* START RECORDS SHOWN *
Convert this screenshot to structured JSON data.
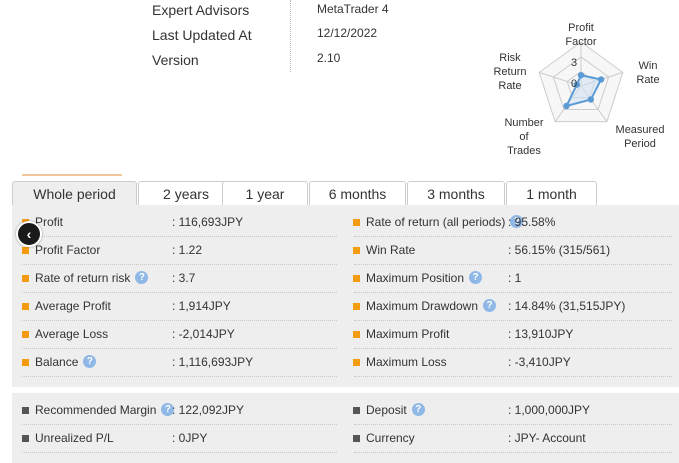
{
  "info": {
    "expert_advisors_label": "Expert Advisors",
    "expert_advisors_value": "MetaTrader 4",
    "last_updated_label": "Last Updated At",
    "last_updated_value": "12/12/2022",
    "version_label": "Version",
    "version_value": "2.10"
  },
  "radar": {
    "axes": [
      {
        "label_lines": [
          "Profit",
          "Factor"
        ],
        "value": 1.22
      },
      {
        "label_lines": [
          "Win",
          "Rate"
        ],
        "value": 2.4
      },
      {
        "label_lines": [
          "Measured",
          "Period"
        ],
        "value": 1.9
      },
      {
        "label_lines": [
          "Number",
          "of",
          "Trades"
        ],
        "value": 2.8
      },
      {
        "label_lines": [
          "Risk",
          "Return",
          "Rate"
        ],
        "value": 0.5
      }
    ],
    "scale_max_label": "3",
    "scale_min_label": "0",
    "max": 5,
    "colors": {
      "fill": "#cfe2f5",
      "line": "#5b9bd5",
      "grid": "#cccccc"
    }
  },
  "tabs": [
    {
      "label": "Whole period",
      "active": true
    },
    {
      "label": "2 years",
      "active": false
    },
    {
      "label": "1 year",
      "active": false
    },
    {
      "label": "6 months",
      "active": false
    },
    {
      "label": "3 months",
      "active": false
    },
    {
      "label": "1 month",
      "active": false
    }
  ],
  "stats_left": [
    {
      "label": "Profit",
      "value": ": 116,693JPY",
      "help": false
    },
    {
      "label": "Profit Factor",
      "value": ": 1.22",
      "help": false
    },
    {
      "label": "Rate of return risk",
      "value": ": 3.7",
      "help": true
    },
    {
      "label": "Average Profit",
      "value": ": 1,914JPY",
      "help": false
    },
    {
      "label": "Average Loss",
      "value": ": -2,014JPY",
      "help": false
    },
    {
      "label": "Balance",
      "value": ": 1,116,693JPY",
      "help": true
    }
  ],
  "stats_right": [
    {
      "label": "Rate of return (all periods)",
      "value": ": 95.58%",
      "help": true
    },
    {
      "label": "Win Rate",
      "value": ": 56.15% (315/561)",
      "help": false
    },
    {
      "label": "Maximum Position",
      "value": ": 1",
      "help": true
    },
    {
      "label": "Maximum Drawdown",
      "value": ": 14.84% (31,515JPY)",
      "help": true
    },
    {
      "label": "Maximum Profit",
      "value": ": 13,910JPY",
      "help": false
    },
    {
      "label": "Maximum Loss",
      "value": ": -3,410JPY",
      "help": false
    }
  ],
  "extra_left": [
    {
      "label": "Recommended Margin",
      "value": ": 122,092JPY",
      "help": true
    },
    {
      "label": "Unrealized P/L",
      "value": ": 0JPY",
      "help": false
    }
  ],
  "extra_right": [
    {
      "label": "Deposit",
      "value": ": 1,000,000JPY",
      "help": true
    },
    {
      "label": "Currency",
      "value": ": JPY- Account",
      "help": false
    }
  ],
  "help_glyph": "?",
  "back_glyph": "‹",
  "colors": {
    "bullet_stats": "#f39c12",
    "bullet_extra": "#555555",
    "panel_bg": "#eeeeee",
    "help_icon": "#8fb8e6"
  }
}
* END RECORDS SHOWN *
[GIVEN TASK] Without the pictures, extract every entry verbatim.

[RESULT OF THE EXERCISE]
Convert this screenshot to structured JSON data.
{
  "info": {
    "expert_advisors_label": "Expert Advisors",
    "expert_advisors_value": "MetaTrader 4",
    "last_updated_label": "Last Updated At",
    "last_updated_value": "12/12/2022",
    "version_label": "Version",
    "version_value": "2.10"
  },
  "radar": {
    "axes": [
      {
        "label_lines": [
          "Profit",
          "Factor"
        ],
        "value": 1.22
      },
      {
        "label_lines": [
          "Win",
          "Rate"
        ],
        "value": 2.4
      },
      {
        "label_lines": [
          "Measured",
          "Period"
        ],
        "value": 1.9
      },
      {
        "label_lines": [
          "Number",
          "of",
          "Trades"
        ],
        "value": 2.8
      },
      {
        "label_lines": [
          "Risk",
          "Return",
          "Rate"
        ],
        "value": 0.5
      }
    ],
    "scale_max_label": "3",
    "scale_min_label": "0",
    "max": 5,
    "colors": {
      "fill": "#cfe2f5",
      "line": "#5b9bd5",
      "grid": "#cccccc"
    }
  },
  "tabs": [
    {
      "label": "Whole period",
      "active": true
    },
    {
      "label": "2 years",
      "active": false
    },
    {
      "label": "1 year",
      "active": false
    },
    {
      "label": "6 months",
      "active": false
    },
    {
      "label": "3 months",
      "active": false
    },
    {
      "label": "1 month",
      "active": false
    }
  ],
  "stats_left": [
    {
      "label": "Profit",
      "value": ": 116,693JPY",
      "help": false
    },
    {
      "label": "Profit Factor",
      "value": ": 1.22",
      "help": false
    },
    {
      "label": "Rate of return risk",
      "value": ": 3.7",
      "help": true
    },
    {
      "label": "Average Profit",
      "value": ": 1,914JPY",
      "help": false
    },
    {
      "label": "Average Loss",
      "value": ": -2,014JPY",
      "help": false
    },
    {
      "label": "Balance",
      "value": ": 1,116,693JPY",
      "help": true
    }
  ],
  "stats_right": [
    {
      "label": "Rate of return (all periods)",
      "value": ": 95.58%",
      "help": true
    },
    {
      "label": "Win Rate",
      "value": ": 56.15% (315/561)",
      "help": false
    },
    {
      "label": "Maximum Position",
      "value": ": 1",
      "help": true
    },
    {
      "label": "Maximum Drawdown",
      "value": ": 14.84% (31,515JPY)",
      "help": true
    },
    {
      "label": "Maximum Profit",
      "value": ": 13,910JPY",
      "help": false
    },
    {
      "label": "Maximum Loss",
      "value": ": -3,410JPY",
      "help": false
    }
  ],
  "extra_left": [
    {
      "label": "Recommended Margin",
      "value": ": 122,092JPY",
      "help": true
    },
    {
      "label": "Unrealized P/L",
      "value": ": 0JPY",
      "help": false
    }
  ],
  "extra_right": [
    {
      "label": "Deposit",
      "value": ": 1,000,000JPY",
      "help": true
    },
    {
      "label": "Currency",
      "value": ": JPY- Account",
      "help": false
    }
  ],
  "help_glyph": "?",
  "back_glyph": "‹",
  "colors": {
    "bullet_stats": "#f39c12",
    "bullet_extra": "#555555",
    "panel_bg": "#eeeeee",
    "help_icon": "#8fb8e6"
  }
}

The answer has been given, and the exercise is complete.